(What is being asked): Reproduce each of the lines word for word.

(Dataset records):
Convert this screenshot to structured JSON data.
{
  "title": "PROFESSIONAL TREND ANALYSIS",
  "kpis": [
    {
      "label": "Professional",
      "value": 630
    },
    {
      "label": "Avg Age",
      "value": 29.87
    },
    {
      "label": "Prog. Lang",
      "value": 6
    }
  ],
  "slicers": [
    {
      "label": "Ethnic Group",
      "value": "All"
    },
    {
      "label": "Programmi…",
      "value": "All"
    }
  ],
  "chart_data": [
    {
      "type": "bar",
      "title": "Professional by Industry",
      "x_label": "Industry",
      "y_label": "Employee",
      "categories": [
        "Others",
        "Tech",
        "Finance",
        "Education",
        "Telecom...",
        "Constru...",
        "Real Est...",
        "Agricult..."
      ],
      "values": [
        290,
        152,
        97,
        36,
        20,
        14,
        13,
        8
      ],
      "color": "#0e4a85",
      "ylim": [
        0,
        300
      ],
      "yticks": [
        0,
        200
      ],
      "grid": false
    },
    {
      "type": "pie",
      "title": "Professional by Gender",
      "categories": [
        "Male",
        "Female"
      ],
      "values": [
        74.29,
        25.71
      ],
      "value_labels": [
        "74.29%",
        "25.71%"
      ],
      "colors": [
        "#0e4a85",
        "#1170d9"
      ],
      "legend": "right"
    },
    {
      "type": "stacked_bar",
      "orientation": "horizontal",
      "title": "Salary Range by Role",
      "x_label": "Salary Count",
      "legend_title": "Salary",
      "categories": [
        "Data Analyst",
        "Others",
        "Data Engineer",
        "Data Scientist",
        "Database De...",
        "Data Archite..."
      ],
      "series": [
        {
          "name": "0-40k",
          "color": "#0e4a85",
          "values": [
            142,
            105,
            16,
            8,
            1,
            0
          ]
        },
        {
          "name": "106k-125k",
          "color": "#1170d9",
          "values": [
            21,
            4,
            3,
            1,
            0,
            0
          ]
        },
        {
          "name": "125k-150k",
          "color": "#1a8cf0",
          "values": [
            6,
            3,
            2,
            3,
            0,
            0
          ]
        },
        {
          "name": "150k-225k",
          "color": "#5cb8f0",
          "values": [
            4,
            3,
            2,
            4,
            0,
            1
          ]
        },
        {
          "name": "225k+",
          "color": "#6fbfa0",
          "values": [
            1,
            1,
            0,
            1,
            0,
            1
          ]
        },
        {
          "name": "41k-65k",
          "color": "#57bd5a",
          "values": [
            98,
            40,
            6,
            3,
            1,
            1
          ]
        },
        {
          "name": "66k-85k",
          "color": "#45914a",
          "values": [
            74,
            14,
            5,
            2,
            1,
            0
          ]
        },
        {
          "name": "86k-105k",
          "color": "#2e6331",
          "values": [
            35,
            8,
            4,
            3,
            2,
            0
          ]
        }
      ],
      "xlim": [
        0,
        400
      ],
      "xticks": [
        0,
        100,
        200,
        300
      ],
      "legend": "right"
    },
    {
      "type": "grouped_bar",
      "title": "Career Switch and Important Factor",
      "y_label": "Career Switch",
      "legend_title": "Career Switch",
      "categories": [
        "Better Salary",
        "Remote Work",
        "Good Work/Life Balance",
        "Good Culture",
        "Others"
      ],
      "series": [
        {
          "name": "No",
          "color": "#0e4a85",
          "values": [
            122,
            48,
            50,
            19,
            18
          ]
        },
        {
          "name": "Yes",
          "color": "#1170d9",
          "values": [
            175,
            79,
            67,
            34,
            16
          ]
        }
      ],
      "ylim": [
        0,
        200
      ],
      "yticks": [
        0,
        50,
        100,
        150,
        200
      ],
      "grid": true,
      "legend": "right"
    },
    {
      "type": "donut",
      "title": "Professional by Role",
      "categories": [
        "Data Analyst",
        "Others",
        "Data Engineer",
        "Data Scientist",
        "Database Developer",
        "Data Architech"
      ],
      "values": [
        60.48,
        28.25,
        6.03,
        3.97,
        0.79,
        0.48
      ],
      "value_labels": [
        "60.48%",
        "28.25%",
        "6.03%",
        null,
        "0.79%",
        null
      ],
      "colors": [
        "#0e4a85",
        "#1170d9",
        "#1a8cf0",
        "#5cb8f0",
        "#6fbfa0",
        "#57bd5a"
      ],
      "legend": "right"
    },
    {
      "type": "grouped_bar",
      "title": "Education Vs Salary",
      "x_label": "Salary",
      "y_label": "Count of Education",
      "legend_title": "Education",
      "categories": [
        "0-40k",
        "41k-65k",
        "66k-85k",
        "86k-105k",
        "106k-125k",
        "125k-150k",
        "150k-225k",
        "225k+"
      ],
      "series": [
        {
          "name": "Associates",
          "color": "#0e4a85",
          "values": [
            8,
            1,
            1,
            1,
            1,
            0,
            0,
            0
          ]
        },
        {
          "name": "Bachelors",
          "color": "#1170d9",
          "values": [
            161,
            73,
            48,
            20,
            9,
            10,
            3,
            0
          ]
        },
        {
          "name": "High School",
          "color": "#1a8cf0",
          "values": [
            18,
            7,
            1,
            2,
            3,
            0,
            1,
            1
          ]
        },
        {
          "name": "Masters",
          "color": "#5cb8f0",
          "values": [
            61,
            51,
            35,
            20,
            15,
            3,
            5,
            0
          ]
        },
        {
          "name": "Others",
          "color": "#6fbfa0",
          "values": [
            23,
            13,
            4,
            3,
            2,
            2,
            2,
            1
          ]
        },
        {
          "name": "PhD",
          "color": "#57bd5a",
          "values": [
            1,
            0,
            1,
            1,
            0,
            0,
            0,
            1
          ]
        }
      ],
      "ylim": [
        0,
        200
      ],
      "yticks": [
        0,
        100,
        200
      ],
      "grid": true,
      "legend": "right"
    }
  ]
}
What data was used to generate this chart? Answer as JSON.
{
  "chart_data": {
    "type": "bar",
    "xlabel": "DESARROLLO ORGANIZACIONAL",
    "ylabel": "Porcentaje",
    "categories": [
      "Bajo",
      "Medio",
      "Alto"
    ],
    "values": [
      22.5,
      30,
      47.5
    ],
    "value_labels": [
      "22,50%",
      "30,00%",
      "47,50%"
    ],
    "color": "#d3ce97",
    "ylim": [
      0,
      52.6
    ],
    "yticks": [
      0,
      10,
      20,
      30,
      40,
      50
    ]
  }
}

(Output for this task):
Convert this screenshot to structured JSON data.
{
  "title": "PROFESSIONAL TREND ANALYSIS",
  "kpis": [
    {
      "label": "Professional",
      "value": 630
    },
    {
      "label": "Avg Age",
      "value": 29.87
    },
    {
      "label": "Prog. Lang",
      "value": 6
    }
  ],
  "slicers": [
    {
      "label": "Ethnic Group",
      "value": "All"
    },
    {
      "label": "Programmi…",
      "value": "All"
    }
  ],
  "chart_data": [
    {
      "type": "bar",
      "title": "Professional by Industry",
      "x_label": "Industry",
      "y_label": "Employee",
      "categories": [
        "Others",
        "Tech",
        "Finance",
        "Education",
        "Telecom...",
        "Constru...",
        "Real Est...",
        "Agricult..."
      ],
      "values": [
        290,
        152,
        97,
        36,
        20,
        14,
        13,
        8
      ],
      "color": "#0e4a85",
      "ylim": [
        0,
        300
      ],
      "yticks": [
        0,
        200
      ],
      "grid": false
    },
    {
      "type": "pie",
      "title": "Professional by Gender",
      "categories": [
        "Male",
        "Female"
      ],
      "values": [
        74.29,
        25.71
      ],
      "value_labels": [
        "74.29%",
        "25.71%"
      ],
      "colors": [
        "#0e4a85",
        "#1170d9"
      ],
      "legend": "right"
    },
    {
      "type": "stacked_bar",
      "orientation": "horizontal",
      "title": "Salary Range by Role",
      "x_label": "Salary Count",
      "legend_title": "Salary",
      "categories": [
        "Data Analyst",
        "Others",
        "Data Engineer",
        "Data Scientist",
        "Database De...",
        "Data Archite..."
      ],
      "series": [
        {
          "name": "0-40k",
          "color": "#0e4a85",
          "values": [
            142,
            105,
            16,
            8,
            1,
            0
          ]
        },
        {
          "name": "106k-125k",
          "color": "#1170d9",
          "values": [
            21,
            4,
            3,
            1,
            0,
            0
          ]
        },
        {
          "name": "125k-150k",
          "color": "#1a8cf0",
          "values": [
            6,
            3,
            2,
            3,
            0,
            0
          ]
        },
        {
          "name": "150k-225k",
          "color": "#5cb8f0",
          "values": [
            4,
            3,
            2,
            4,
            0,
            1
          ]
        },
        {
          "name": "225k+",
          "color": "#6fbfa0",
          "values": [
            1,
            1,
            0,
            1,
            0,
            1
          ]
        },
        {
          "name": "41k-65k",
          "color": "#57bd5a",
          "values": [
            98,
            40,
            6,
            3,
            1,
            1
          ]
        },
        {
          "name": "66k-85k",
          "color": "#45914a",
          "values": [
            74,
            14,
            5,
            2,
            1,
            0
          ]
        },
        {
          "name": "86k-105k",
          "color": "#2e6331",
          "values": [
            35,
            8,
            4,
            3,
            2,
            0
          ]
        }
      ],
      "xlim": [
        0,
        400
      ],
      "xticks": [
        0,
        100,
        200,
        300
      ],
      "legend": "right"
    },
    {
      "type": "grouped_bar",
      "title": "Career Switch and Important Factor",
      "y_label": "Career Switch",
      "legend_title": "Career Switch",
      "categories": [
        "Better Salary",
        "Remote Work",
        "Good Work/Life Balance",
        "Good Culture",
        "Others"
      ],
      "series": [
        {
          "name": "No",
          "color": "#0e4a85",
          "values": [
            122,
            48,
            50,
            19,
            18
          ]
        },
        {
          "name": "Yes",
          "color": "#1170d9",
          "values": [
            175,
            79,
            67,
            34,
            16
          ]
        }
      ],
      "ylim": [
        0,
        200
      ],
      "yticks": [
        0,
        50,
        100,
        150,
        200
      ],
      "grid": true,
      "legend": "right"
    },
    {
      "type": "donut",
      "title": "Professional by Role",
      "categories": [
        "Data Analyst",
        "Others",
        "Data Engineer",
        "Data Scientist",
        "Database Developer",
        "Data Architech"
      ],
      "values": [
        60.48,
        28.25,
        6.03,
        3.97,
        0.79,
        0.48
      ],
      "value_labels": [
        "60.48%",
        "28.25%",
        "6.03%",
        null,
        "0.79%",
        null
      ],
      "colors": [
        "#0e4a85",
        "#1170d9",
        "#1a8cf0",
        "#5cb8f0",
        "#6fbfa0",
        "#57bd5a"
      ],
      "legend": "right"
    },
    {
      "type": "grouped_bar",
      "title": "Education Vs Salary",
      "x_label": "Salary",
      "y_label": "Count of Education",
      "legend_title": "Education",
      "categories": [
        "0-40k",
        "41k-65k",
        "66k-85k",
        "86k-105k",
        "106k-125k",
        "125k-150k",
        "150k-225k",
        "225k+"
      ],
      "series": [
        {
          "name": "Associates",
          "color": "#0e4a85",
          "values": [
            8,
            1,
            1,
            1,
            1,
            0,
            0,
            0
          ]
        },
        {
          "name": "Bachelors",
          "color": "#1170d9",
          "values": [
            161,
            73,
            48,
            20,
            9,
            10,
            3,
            0
          ]
        },
        {
          "name": "High School",
          "color": "#1a8cf0",
          "values": [
            18,
            7,
            1,
            2,
            3,
            0,
            1,
            1
          ]
        },
        {
          "name": "Masters",
          "color": "#5cb8f0",
          "values": [
            61,
            51,
            35,
            20,
            15,
            3,
            5,
            0
          ]
        },
        {
          "name": "Others",
          "color": "#6fbfa0",
          "values": [
            23,
            13,
            4,
            3,
            2,
            2,
            2,
            1
          ]
        },
        {
          "name": "PhD",
          "color": "#57bd5a",
          "values": [
            1,
            0,
            1,
            1,
            0,
            0,
            0,
            1
          ]
        }
      ],
      "ylim": [
        0,
        200
      ],
      "yticks": [
        0,
        100,
        200
      ],
      "grid": true,
      "legend": "right"
    }
  ]
}
What data was used to generate this chart? Answer as JSON.
{
  "chart_data": {
    "type": "bar",
    "xlabel": "DESARROLLO ORGANIZACIONAL",
    "ylabel": "Porcentaje",
    "categories": [
      "Bajo",
      "Medio",
      "Alto"
    ],
    "values": [
      22.5,
      30,
      47.5
    ],
    "value_labels": [
      "22,50%",
      "30,00%",
      "47,50%"
    ],
    "color": "#d3ce97",
    "ylim": [
      0,
      52.6
    ],
    "yticks": [
      0,
      10,
      20,
      30,
      40,
      50
    ]
  }
}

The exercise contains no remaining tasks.